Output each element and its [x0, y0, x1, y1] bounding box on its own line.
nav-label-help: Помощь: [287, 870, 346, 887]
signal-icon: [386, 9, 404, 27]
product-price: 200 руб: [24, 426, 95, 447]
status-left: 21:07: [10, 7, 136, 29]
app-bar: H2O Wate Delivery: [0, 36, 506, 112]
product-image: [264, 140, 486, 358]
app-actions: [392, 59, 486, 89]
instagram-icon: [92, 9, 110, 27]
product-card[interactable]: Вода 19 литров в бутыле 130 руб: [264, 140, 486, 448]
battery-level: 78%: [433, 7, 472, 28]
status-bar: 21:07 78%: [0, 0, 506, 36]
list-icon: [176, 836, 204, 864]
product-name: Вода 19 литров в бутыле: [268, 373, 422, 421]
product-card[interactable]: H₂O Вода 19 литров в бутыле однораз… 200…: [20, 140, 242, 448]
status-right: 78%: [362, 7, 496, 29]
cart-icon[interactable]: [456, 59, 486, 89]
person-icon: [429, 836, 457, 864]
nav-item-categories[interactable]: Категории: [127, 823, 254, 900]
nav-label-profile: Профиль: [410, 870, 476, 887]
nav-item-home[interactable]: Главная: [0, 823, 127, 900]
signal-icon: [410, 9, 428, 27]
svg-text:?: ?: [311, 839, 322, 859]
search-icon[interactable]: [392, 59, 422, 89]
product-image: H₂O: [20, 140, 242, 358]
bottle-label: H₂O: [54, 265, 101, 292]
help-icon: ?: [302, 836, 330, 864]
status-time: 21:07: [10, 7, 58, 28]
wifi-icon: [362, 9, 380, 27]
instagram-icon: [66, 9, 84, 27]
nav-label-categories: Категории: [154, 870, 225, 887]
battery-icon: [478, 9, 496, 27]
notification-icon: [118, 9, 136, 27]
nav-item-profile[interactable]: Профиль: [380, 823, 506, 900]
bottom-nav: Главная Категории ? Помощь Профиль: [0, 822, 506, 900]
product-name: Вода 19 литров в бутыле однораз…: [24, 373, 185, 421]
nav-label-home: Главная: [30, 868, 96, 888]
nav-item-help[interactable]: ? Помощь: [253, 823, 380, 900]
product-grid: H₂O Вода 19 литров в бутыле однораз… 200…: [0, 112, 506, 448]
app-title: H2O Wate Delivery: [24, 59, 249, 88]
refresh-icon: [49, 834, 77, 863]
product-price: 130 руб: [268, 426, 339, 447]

******************************

▶ Task to complete
Reproduce every one of the entries above verbatim, line for line.

▶ Output for this exercise
Output each element and its [x0, y0, x1, y1] bounding box on its own line.
nav-label-help: Помощь: [287, 870, 346, 887]
signal-icon: [386, 9, 404, 27]
product-price: 200 руб: [24, 426, 95, 447]
status-left: 21:07: [10, 7, 136, 29]
app-bar: H2O Wate Delivery: [0, 36, 506, 112]
product-image: [264, 140, 486, 358]
app-actions: [392, 59, 486, 89]
instagram-icon: [92, 9, 110, 27]
product-card[interactable]: Вода 19 литров в бутыле 130 руб: [264, 140, 486, 448]
battery-level: 78%: [433, 7, 472, 28]
status-bar: 21:07 78%: [0, 0, 506, 36]
list-icon: [176, 836, 204, 864]
product-name: Вода 19 литров в бутыле: [268, 373, 422, 421]
product-card[interactable]: H₂O Вода 19 литров в бутыле однораз… 200…: [20, 140, 242, 448]
status-right: 78%: [362, 7, 496, 29]
cart-icon[interactable]: [456, 59, 486, 89]
person-icon: [429, 836, 457, 864]
nav-item-categories[interactable]: Категории: [127, 823, 254, 900]
nav-label-profile: Профиль: [410, 870, 476, 887]
nav-item-home[interactable]: Главная: [0, 823, 127, 900]
signal-icon: [410, 9, 428, 27]
svg-text:?: ?: [311, 839, 322, 859]
search-icon[interactable]: [392, 59, 422, 89]
product-image: H₂O: [20, 140, 242, 358]
bottle-label: H₂O: [54, 265, 101, 292]
help-icon: ?: [302, 836, 330, 864]
status-time: 21:07: [10, 7, 58, 28]
wifi-icon: [362, 9, 380, 27]
instagram-icon: [66, 9, 84, 27]
nav-label-categories: Категории: [154, 870, 225, 887]
battery-icon: [478, 9, 496, 27]
notification-icon: [118, 9, 136, 27]
nav-item-profile[interactable]: Профиль: [380, 823, 506, 900]
bottom-nav: Главная Категории ? Помощь Профиль: [0, 822, 506, 900]
product-name: Вода 19 литров в бутыле однораз…: [24, 373, 185, 421]
nav-label-home: Главная: [30, 868, 96, 888]
nav-item-help[interactable]: ? Помощь: [253, 823, 380, 900]
product-grid: H₂O Вода 19 литров в бутыле однораз… 200…: [0, 112, 506, 448]
app-title: H2O Wate Delivery: [24, 59, 249, 88]
refresh-icon: [49, 834, 77, 863]
product-price: 130 руб: [268, 426, 339, 447]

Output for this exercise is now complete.